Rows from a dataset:
────────────────

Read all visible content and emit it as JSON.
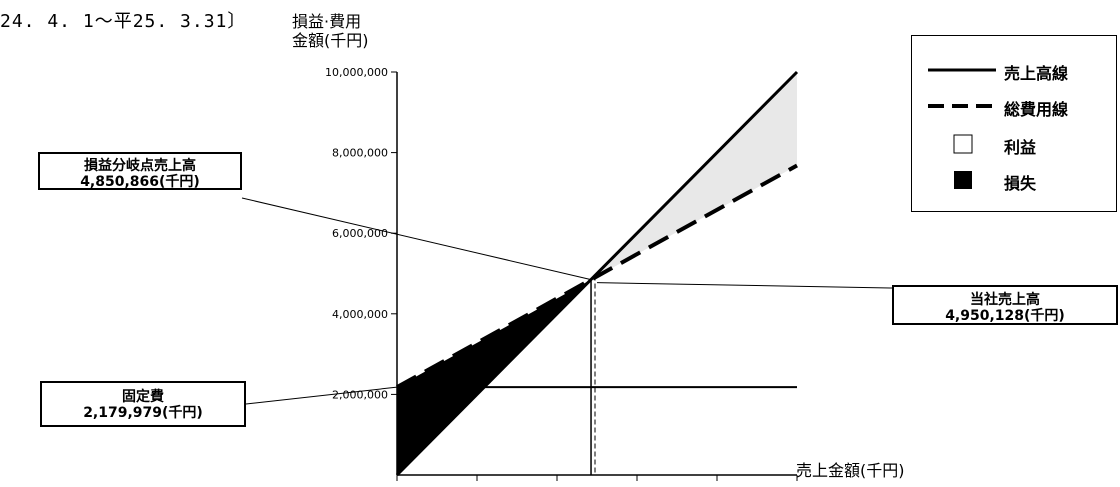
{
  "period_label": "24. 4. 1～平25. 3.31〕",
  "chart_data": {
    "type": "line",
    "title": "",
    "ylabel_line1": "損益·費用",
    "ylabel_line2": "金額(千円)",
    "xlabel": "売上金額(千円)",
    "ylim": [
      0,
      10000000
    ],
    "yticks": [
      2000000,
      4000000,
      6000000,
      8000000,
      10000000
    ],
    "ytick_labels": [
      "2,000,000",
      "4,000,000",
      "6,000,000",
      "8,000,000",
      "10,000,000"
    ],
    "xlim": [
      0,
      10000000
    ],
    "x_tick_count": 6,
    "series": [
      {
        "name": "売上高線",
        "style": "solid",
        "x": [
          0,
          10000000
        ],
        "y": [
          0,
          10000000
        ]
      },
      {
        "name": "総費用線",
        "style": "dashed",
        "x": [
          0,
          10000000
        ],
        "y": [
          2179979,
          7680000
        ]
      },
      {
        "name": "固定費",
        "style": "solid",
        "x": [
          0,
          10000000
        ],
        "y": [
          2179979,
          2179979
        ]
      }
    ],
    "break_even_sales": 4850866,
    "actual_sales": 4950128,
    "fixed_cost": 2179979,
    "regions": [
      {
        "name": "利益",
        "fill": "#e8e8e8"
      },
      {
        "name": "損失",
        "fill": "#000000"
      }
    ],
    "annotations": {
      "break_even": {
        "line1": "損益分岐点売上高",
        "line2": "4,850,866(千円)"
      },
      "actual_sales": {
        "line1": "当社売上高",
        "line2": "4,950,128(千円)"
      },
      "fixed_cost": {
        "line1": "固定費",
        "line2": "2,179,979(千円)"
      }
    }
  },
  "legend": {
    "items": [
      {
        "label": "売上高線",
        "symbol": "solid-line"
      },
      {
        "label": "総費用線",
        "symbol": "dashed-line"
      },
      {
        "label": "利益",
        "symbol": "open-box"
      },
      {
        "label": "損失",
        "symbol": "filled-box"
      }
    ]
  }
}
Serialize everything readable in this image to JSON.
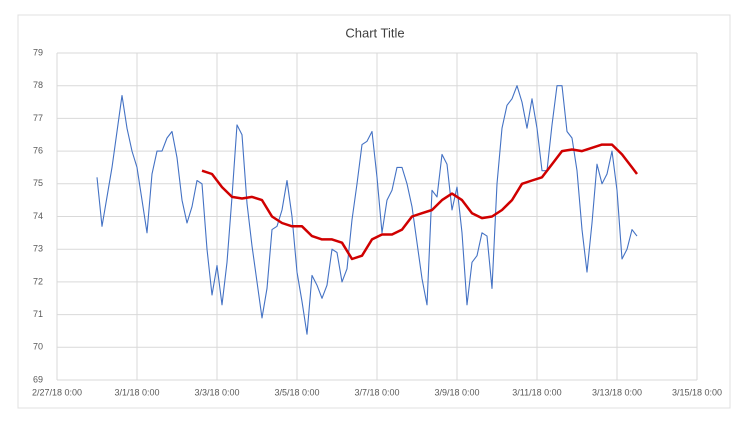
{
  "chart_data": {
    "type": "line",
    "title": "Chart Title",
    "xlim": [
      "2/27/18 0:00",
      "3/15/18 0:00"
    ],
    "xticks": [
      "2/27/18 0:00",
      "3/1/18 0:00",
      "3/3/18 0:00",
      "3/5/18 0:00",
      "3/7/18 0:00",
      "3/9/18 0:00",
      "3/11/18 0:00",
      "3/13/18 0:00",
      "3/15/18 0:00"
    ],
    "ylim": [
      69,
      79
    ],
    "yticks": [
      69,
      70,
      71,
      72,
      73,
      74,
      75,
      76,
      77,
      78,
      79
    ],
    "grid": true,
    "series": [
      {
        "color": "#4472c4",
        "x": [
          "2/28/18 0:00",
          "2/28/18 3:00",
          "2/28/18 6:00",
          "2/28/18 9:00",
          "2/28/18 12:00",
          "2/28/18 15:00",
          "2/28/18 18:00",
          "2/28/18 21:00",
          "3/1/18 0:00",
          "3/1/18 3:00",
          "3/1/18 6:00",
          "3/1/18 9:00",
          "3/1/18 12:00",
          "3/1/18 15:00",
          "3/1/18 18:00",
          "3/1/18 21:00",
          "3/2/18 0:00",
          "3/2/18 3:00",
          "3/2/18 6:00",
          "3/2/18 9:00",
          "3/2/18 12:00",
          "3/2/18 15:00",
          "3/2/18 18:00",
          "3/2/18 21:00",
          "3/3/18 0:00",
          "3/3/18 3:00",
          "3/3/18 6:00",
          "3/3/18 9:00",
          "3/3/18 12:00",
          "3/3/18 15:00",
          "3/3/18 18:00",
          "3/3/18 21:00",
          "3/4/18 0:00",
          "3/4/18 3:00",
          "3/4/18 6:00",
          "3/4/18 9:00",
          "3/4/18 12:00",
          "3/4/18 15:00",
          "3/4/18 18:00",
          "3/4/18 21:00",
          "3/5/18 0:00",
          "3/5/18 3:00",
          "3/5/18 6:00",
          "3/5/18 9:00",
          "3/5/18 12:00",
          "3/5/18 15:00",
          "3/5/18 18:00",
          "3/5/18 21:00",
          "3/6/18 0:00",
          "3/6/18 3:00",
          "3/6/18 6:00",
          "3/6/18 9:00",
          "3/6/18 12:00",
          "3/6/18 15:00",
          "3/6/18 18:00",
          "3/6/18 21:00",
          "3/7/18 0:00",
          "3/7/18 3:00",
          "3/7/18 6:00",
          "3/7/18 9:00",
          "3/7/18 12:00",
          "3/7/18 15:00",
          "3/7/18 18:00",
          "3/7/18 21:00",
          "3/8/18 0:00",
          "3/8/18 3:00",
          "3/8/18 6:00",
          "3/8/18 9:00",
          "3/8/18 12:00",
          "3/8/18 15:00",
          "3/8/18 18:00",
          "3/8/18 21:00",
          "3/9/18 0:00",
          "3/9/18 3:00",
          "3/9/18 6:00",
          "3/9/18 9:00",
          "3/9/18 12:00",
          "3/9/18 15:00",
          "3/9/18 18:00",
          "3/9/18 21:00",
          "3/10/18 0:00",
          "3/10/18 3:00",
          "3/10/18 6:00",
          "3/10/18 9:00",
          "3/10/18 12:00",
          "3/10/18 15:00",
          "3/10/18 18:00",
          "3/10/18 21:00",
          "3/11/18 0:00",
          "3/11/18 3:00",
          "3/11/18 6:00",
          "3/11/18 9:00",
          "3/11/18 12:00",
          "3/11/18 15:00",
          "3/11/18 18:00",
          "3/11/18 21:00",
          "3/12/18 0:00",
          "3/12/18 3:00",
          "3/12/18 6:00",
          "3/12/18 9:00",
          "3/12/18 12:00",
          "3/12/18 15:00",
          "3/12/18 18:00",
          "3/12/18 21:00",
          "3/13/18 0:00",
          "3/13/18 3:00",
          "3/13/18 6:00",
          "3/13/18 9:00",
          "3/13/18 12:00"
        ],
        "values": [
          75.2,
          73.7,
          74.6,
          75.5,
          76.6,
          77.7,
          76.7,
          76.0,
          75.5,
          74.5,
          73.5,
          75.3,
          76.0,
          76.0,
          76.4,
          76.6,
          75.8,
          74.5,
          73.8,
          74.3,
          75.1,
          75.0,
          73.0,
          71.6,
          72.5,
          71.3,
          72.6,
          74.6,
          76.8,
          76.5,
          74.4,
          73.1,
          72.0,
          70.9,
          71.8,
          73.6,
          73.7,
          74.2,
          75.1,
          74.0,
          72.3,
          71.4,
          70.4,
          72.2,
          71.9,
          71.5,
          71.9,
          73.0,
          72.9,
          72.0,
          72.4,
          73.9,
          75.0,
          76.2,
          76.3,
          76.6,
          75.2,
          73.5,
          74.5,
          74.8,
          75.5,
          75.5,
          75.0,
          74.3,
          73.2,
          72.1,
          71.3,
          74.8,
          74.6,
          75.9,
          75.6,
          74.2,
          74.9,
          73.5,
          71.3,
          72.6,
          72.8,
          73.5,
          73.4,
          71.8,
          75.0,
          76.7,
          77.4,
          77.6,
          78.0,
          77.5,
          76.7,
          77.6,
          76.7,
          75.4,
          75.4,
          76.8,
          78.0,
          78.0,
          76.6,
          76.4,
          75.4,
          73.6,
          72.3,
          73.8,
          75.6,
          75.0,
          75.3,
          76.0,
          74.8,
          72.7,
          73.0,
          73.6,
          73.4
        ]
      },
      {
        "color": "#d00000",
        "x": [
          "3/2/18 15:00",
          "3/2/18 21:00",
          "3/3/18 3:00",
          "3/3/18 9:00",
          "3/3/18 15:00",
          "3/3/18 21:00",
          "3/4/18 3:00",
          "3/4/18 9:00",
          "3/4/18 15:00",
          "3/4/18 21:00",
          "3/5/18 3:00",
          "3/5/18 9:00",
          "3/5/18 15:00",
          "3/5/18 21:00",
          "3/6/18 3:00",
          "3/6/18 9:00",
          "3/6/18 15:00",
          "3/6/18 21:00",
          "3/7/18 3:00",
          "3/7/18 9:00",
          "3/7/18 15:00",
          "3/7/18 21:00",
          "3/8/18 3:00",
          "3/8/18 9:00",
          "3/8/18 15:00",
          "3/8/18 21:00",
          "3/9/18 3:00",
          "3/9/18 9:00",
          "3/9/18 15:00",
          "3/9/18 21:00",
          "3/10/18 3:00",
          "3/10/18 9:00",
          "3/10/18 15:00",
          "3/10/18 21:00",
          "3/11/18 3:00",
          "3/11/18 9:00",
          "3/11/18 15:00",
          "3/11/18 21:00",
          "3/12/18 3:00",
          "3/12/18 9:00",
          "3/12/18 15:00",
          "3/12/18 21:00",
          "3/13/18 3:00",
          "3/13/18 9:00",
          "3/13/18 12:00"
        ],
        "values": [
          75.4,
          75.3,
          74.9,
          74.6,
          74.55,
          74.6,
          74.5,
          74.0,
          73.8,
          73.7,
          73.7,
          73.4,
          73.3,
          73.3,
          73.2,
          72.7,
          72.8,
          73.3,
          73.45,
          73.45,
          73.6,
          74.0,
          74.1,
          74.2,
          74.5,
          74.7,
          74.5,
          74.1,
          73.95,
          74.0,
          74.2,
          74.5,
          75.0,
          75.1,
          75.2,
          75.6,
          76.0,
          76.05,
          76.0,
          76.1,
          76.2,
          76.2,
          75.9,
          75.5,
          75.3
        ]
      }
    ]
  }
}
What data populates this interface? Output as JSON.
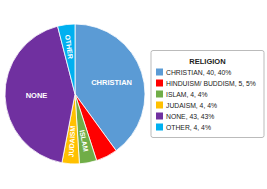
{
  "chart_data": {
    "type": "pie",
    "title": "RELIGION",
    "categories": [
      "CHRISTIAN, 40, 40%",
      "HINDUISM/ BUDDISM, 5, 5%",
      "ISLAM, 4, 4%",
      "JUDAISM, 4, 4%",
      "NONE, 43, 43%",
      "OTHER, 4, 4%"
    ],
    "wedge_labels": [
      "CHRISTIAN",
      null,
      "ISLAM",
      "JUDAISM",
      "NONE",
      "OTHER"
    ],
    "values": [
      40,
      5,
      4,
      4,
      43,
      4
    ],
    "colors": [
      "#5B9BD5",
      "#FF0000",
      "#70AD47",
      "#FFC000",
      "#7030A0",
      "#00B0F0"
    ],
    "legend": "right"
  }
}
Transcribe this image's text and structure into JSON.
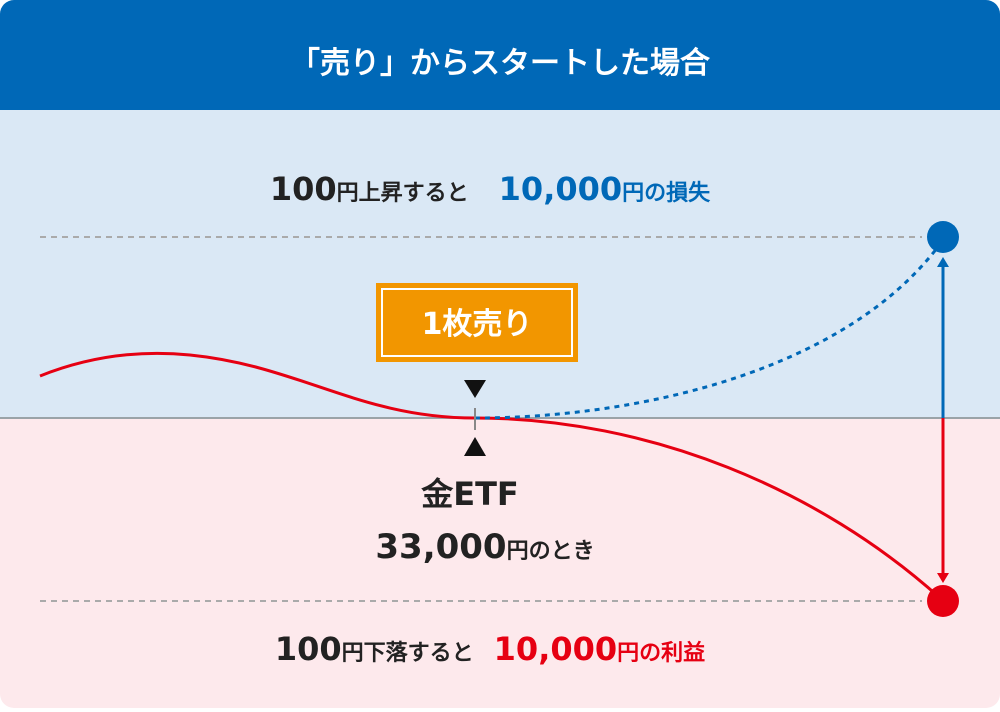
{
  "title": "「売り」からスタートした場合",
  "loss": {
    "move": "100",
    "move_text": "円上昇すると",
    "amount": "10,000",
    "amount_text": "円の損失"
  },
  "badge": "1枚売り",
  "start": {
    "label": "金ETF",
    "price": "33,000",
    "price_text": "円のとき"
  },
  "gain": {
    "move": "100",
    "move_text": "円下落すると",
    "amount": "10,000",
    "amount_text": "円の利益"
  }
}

────────────────

PROBLEM REQUIREMENTS. Beginning at the line that contains "Transcribe this image's", copy each remaining line of the records exactly, through the final one. Omit the pictures.

FINISHED TASK.
Transcribe this image's text and structure into JSON.
{
  "title": "「売り」からスタートした場合",
  "loss": {
    "move": "100",
    "move_text": "円上昇すると",
    "amount": "10,000",
    "amount_text": "円の損失"
  },
  "badge": "1枚売り",
  "start": {
    "label": "金ETF",
    "price": "33,000",
    "price_text": "円のとき"
  },
  "gain": {
    "move": "100",
    "move_text": "円下落すると",
    "amount": "10,000",
    "amount_text": "円の利益"
  }
}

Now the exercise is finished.